═══ Data
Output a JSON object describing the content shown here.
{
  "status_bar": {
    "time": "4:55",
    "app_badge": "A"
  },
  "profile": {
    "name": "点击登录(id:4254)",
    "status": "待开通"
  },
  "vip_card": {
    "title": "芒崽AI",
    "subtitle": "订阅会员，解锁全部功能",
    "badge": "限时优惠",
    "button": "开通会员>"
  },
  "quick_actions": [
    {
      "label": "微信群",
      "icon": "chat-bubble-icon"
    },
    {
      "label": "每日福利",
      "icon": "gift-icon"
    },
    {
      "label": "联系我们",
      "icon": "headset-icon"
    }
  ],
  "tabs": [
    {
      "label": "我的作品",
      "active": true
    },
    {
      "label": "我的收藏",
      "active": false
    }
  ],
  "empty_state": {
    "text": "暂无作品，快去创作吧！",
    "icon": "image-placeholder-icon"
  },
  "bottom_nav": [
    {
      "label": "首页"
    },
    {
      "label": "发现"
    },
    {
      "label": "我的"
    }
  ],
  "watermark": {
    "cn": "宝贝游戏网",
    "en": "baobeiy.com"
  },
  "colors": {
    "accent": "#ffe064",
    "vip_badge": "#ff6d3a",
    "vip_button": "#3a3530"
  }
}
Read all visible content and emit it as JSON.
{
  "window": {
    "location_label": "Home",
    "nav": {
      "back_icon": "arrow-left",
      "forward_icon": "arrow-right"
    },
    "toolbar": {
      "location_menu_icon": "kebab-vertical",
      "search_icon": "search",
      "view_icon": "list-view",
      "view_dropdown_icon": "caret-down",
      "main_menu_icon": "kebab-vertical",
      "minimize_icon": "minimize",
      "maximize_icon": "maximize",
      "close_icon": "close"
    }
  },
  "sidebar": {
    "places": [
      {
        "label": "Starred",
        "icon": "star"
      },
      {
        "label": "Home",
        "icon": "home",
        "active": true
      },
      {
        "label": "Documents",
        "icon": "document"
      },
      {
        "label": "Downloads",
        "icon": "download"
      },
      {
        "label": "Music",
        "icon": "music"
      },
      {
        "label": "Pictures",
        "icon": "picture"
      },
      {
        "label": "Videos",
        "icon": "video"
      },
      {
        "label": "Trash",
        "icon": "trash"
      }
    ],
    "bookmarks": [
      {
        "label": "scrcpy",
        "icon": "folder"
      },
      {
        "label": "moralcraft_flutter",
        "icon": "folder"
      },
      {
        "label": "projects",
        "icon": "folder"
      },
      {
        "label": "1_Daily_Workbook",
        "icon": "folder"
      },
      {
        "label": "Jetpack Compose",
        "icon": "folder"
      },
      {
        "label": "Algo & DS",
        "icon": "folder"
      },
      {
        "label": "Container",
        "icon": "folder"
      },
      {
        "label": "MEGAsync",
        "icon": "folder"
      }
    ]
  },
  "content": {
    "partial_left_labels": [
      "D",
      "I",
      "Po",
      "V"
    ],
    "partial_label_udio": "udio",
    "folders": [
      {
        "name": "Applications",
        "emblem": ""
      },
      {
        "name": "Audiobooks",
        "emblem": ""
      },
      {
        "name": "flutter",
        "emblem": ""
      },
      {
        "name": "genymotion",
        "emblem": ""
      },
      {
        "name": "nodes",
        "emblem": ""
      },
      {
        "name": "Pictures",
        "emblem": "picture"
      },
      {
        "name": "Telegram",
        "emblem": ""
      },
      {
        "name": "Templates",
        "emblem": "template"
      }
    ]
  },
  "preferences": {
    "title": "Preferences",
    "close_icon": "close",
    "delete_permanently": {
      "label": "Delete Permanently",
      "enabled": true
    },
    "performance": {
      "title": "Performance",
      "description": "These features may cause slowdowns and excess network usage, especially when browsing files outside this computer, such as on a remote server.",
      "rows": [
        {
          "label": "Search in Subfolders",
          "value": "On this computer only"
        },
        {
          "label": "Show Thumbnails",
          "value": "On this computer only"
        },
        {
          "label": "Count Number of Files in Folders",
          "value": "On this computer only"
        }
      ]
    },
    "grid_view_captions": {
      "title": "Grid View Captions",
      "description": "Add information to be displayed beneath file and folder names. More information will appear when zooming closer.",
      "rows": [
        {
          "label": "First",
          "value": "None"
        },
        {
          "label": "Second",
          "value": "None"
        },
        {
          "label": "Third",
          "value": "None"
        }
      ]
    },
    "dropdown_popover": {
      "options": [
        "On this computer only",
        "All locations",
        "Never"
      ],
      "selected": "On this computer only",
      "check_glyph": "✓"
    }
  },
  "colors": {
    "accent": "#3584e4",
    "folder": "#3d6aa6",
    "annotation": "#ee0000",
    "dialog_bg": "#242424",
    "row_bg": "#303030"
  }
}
══════
State how many lines hold the word "vertical". The number is the whole answer.

### Answer to this problem
2